Your task is to transcribe the records exactly, skipping every image.

■ Figure data in JSON ■
-*-*-

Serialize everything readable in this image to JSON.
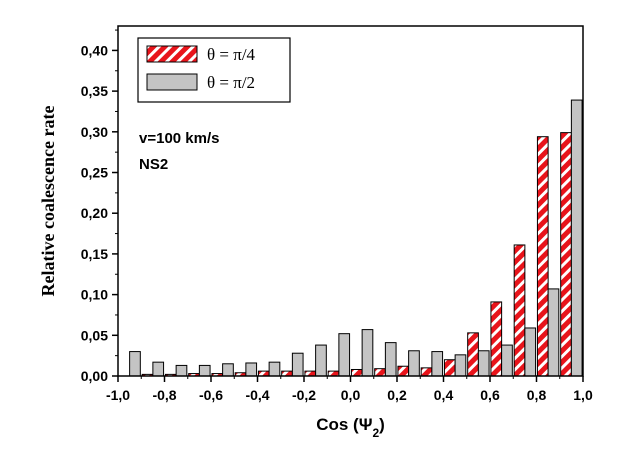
{
  "chart_data": {
    "type": "bar",
    "xlabel": "Cos (Ψ",
    "xlabel_sub": "2",
    "xlabel_suffix": ")",
    "ylabel": "Relative coalescence rate",
    "xlim": [
      -1.0,
      1.0
    ],
    "ylim": [
      0.0,
      0.43
    ],
    "x_ticks": [
      "-1,0",
      "-0,8",
      "-0,6",
      "-0,4",
      "-0,2",
      "0,0",
      "0,2",
      "0,4",
      "0,6",
      "0,8",
      "1,0"
    ],
    "y_ticks": [
      "0,00",
      "0,05",
      "0,10",
      "0,15",
      "0,20",
      "0,25",
      "0,30",
      "0,35",
      "0,40"
    ],
    "annotations": [
      "v=100 km/s",
      "NS2"
    ],
    "legend_position": "top-left",
    "x": [
      -0.95,
      -0.85,
      -0.75,
      -0.65,
      -0.55,
      -0.45,
      -0.35,
      -0.25,
      -0.15,
      -0.05,
      0.05,
      0.15,
      0.25,
      0.35,
      0.45,
      0.55,
      0.65,
      0.75,
      0.85,
      0.95
    ],
    "series": [
      {
        "name": "θ = π/4",
        "color": "#e8141b",
        "pattern": "hatched",
        "values": [
          0.0,
          0.002,
          0.002,
          0.003,
          0.003,
          0.004,
          0.006,
          0.006,
          0.006,
          0.006,
          0.008,
          0.009,
          0.012,
          0.01,
          0.02,
          0.053,
          0.091,
          0.161,
          0.294,
          0.299
        ]
      },
      {
        "name": "θ = π/2",
        "color": "#c4c4c4",
        "pattern": "solid",
        "values": [
          0.03,
          0.017,
          0.013,
          0.013,
          0.015,
          0.016,
          0.017,
          0.028,
          0.038,
          0.052,
          0.057,
          0.041,
          0.031,
          0.03,
          0.026,
          0.031,
          0.038,
          0.059,
          0.107,
          0.339
        ]
      }
    ]
  }
}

-*-*-

■ SOLVED EXERCISE ■
Serialize everything readable in this image to JSON.
{
  "chart_data": {
    "type": "bar",
    "xlabel": "Cos (Ψ",
    "xlabel_sub": "2",
    "xlabel_suffix": ")",
    "ylabel": "Relative coalescence rate",
    "xlim": [
      -1.0,
      1.0
    ],
    "ylim": [
      0.0,
      0.43
    ],
    "x_ticks": [
      "-1,0",
      "-0,8",
      "-0,6",
      "-0,4",
      "-0,2",
      "0,0",
      "0,2",
      "0,4",
      "0,6",
      "0,8",
      "1,0"
    ],
    "y_ticks": [
      "0,00",
      "0,05",
      "0,10",
      "0,15",
      "0,20",
      "0,25",
      "0,30",
      "0,35",
      "0,40"
    ],
    "annotations": [
      "v=100 km/s",
      "NS2"
    ],
    "legend_position": "top-left",
    "x": [
      -0.95,
      -0.85,
      -0.75,
      -0.65,
      -0.55,
      -0.45,
      -0.35,
      -0.25,
      -0.15,
      -0.05,
      0.05,
      0.15,
      0.25,
      0.35,
      0.45,
      0.55,
      0.65,
      0.75,
      0.85,
      0.95
    ],
    "series": [
      {
        "name": "θ = π/4",
        "color": "#e8141b",
        "pattern": "hatched",
        "values": [
          0.0,
          0.002,
          0.002,
          0.003,
          0.003,
          0.004,
          0.006,
          0.006,
          0.006,
          0.006,
          0.008,
          0.009,
          0.012,
          0.01,
          0.02,
          0.053,
          0.091,
          0.161,
          0.294,
          0.299
        ]
      },
      {
        "name": "θ = π/2",
        "color": "#c4c4c4",
        "pattern": "solid",
        "values": [
          0.03,
          0.017,
          0.013,
          0.013,
          0.015,
          0.016,
          0.017,
          0.028,
          0.038,
          0.052,
          0.057,
          0.041,
          0.031,
          0.03,
          0.026,
          0.031,
          0.038,
          0.059,
          0.107,
          0.339
        ]
      }
    ]
  }
}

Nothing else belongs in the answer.